─── Listed entries ───

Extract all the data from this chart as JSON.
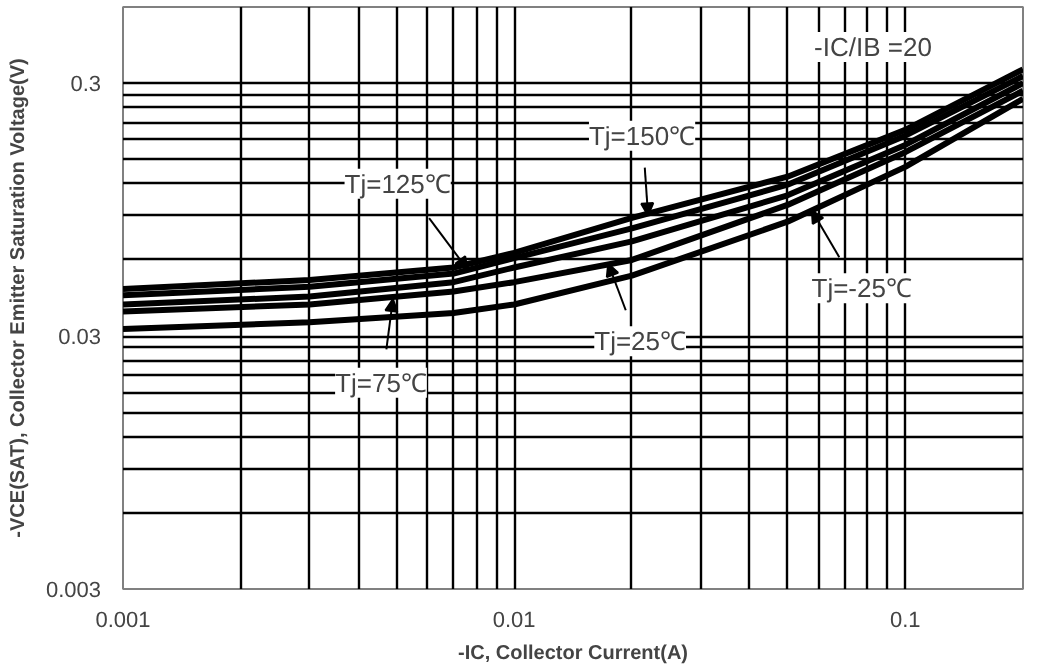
{
  "chart_data": {
    "type": "line",
    "xlabel": "-IC, Collector Current(A)",
    "ylabel": "-VCE(SAT), Collector Emitter Saturation Voltage(V)",
    "log": "xy",
    "grid": true,
    "line_style": "solid",
    "marker": "none",
    "x": [
      0.001,
      0.003,
      0.007,
      0.01,
      0.02,
      0.05,
      0.1,
      0.2
    ],
    "series": [
      {
        "color": "#000000",
        "values": [
          0.046,
          0.05,
          0.056,
          0.064,
          0.088,
          0.128,
          0.196,
          0.34
        ]
      },
      {
        "color": "#000000",
        "values": [
          0.0435,
          0.047,
          0.053,
          0.061,
          0.08,
          0.119,
          0.186,
          0.32
        ]
      },
      {
        "color": "#000000",
        "values": [
          0.04,
          0.043,
          0.049,
          0.056,
          0.071,
          0.108,
          0.171,
          0.3
        ]
      },
      {
        "color": "#000000",
        "values": [
          0.0375,
          0.04,
          0.045,
          0.049,
          0.06,
          0.099,
          0.16,
          0.28
        ]
      },
      {
        "color": "#000000",
        "values": [
          0.032,
          0.034,
          0.037,
          0.04,
          0.052,
          0.085,
          0.14,
          0.26
        ]
      }
    ],
    "annotations": [
      {
        "text": "Tj=125℃",
        "x": 0.0076,
        "y": 0.055
      },
      {
        "text": "Tj=75℃",
        "x": 0.0049,
        "y": 0.042
      },
      {
        "text": "Tj=150℃",
        "x": 0.022,
        "y": 0.09
      },
      {
        "text": "Tj=25℃",
        "x": 0.0174,
        "y": 0.058
      },
      {
        "text": "Tj=-25℃",
        "x": 0.0577,
        "y": 0.094
      },
      "-IC/IB =20"
    ],
    "xlim": [
      0.001,
      0.2
    ],
    "ylim": [
      0.003,
      0.6
    ],
    "xticks": [
      0.001,
      {
        "value": 0.002,
        "label": null
      },
      {
        "value": 0.003,
        "label": null
      },
      {
        "value": 0.004,
        "label": null
      },
      {
        "value": 0.005,
        "label": null
      },
      {
        "value": 0.006,
        "label": null
      },
      {
        "value": 0.007,
        "label": null
      },
      {
        "value": 0.008,
        "label": null
      },
      {
        "value": 0.009,
        "label": null
      },
      0.01,
      {
        "value": 0.02,
        "label": null
      },
      {
        "value": 0.03,
        "label": null
      },
      {
        "value": 0.04,
        "label": null
      },
      {
        "value": 0.05,
        "label": null
      },
      {
        "value": 0.06,
        "label": null
      },
      {
        "value": 0.07,
        "label": null
      },
      {
        "value": 0.08,
        "label": null
      },
      {
        "value": 0.09,
        "label": null
      },
      0.1
    ],
    "yticks": [
      0.003,
      {
        "value": 0.006,
        "label": null
      },
      {
        "value": 0.009,
        "label": null
      },
      {
        "value": 0.012,
        "label": null
      },
      {
        "value": 0.015,
        "label": null
      },
      {
        "value": 0.018,
        "label": null
      },
      {
        "value": 0.021,
        "label": null
      },
      {
        "value": 0.024,
        "label": null
      },
      {
        "value": 0.027,
        "label": null
      },
      0.03,
      {
        "value": 0.06,
        "label": null
      },
      {
        "value": 0.09,
        "label": null
      },
      {
        "value": 0.12,
        "label": null
      },
      {
        "value": 0.15,
        "label": null
      },
      {
        "value": 0.18,
        "label": null
      },
      {
        "value": 0.21,
        "label": null
      },
      {
        "value": 0.24,
        "label": null
      },
      {
        "value": 0.27,
        "label": null
      },
      0.3
    ]
  }
}
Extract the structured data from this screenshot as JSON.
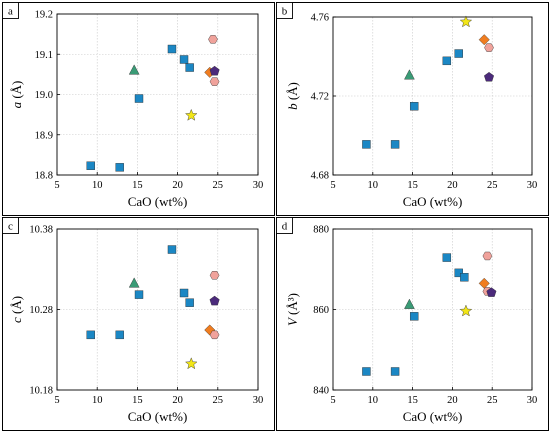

───

§ **Aim**:
Search the records above for the string "Extract". Copy every line that contains it.

§ **Right answer**:
Extract all the data from this chart as JSON.
Extract the structured data from this screenshot as JSON.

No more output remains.